## Written request
Report, as a bare number, how many lines of the material below contain the word "数额巨大".

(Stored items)
□ □ □
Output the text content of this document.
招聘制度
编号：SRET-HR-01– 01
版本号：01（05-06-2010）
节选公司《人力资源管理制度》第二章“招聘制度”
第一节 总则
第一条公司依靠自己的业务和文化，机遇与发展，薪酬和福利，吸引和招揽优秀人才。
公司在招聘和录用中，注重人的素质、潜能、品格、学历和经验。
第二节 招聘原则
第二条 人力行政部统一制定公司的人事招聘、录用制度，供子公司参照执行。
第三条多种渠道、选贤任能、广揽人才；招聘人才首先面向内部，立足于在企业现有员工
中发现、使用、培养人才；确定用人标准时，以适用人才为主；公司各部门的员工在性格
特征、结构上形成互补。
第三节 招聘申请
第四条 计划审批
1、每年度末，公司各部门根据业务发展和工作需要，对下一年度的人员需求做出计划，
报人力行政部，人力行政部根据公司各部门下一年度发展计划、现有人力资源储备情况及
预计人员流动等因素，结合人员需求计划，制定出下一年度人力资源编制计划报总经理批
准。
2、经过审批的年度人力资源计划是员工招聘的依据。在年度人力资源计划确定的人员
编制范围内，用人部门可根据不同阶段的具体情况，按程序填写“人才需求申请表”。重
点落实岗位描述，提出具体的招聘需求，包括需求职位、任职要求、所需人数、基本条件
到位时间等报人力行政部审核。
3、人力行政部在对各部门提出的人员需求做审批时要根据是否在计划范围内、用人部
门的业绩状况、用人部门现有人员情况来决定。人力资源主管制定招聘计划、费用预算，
□ □ □
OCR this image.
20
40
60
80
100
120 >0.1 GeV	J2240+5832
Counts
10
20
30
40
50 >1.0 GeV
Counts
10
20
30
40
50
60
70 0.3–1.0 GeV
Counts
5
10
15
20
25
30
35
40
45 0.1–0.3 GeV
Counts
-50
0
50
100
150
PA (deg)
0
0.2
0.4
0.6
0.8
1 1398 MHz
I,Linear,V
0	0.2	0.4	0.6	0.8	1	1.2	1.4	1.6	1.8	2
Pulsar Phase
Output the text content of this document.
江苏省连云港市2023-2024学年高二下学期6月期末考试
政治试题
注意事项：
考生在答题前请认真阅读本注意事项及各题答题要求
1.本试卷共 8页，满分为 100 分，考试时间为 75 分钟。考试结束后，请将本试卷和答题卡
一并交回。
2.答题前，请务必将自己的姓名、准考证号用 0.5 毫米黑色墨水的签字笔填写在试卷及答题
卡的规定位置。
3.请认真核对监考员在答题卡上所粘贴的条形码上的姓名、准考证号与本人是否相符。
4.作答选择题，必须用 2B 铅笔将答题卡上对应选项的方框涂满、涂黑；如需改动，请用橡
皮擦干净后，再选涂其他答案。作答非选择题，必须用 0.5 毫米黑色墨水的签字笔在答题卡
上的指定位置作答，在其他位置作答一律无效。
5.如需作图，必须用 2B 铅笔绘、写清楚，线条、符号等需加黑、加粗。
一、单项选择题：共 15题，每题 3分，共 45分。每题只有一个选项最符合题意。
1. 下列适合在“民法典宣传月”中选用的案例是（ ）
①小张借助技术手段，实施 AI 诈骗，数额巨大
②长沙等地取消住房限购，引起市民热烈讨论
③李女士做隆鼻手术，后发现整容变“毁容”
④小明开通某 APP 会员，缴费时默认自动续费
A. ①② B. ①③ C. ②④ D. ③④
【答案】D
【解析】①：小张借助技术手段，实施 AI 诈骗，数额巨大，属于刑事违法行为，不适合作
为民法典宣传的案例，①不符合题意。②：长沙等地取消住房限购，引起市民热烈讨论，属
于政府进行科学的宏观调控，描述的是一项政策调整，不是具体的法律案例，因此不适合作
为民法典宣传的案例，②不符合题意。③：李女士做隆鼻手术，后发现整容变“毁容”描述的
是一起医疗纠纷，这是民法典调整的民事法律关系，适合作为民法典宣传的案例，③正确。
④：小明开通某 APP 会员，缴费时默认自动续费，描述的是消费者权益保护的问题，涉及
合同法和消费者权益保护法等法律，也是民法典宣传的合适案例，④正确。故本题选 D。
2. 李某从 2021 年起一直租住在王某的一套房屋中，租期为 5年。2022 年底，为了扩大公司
□ □ □
## Solved exercise
2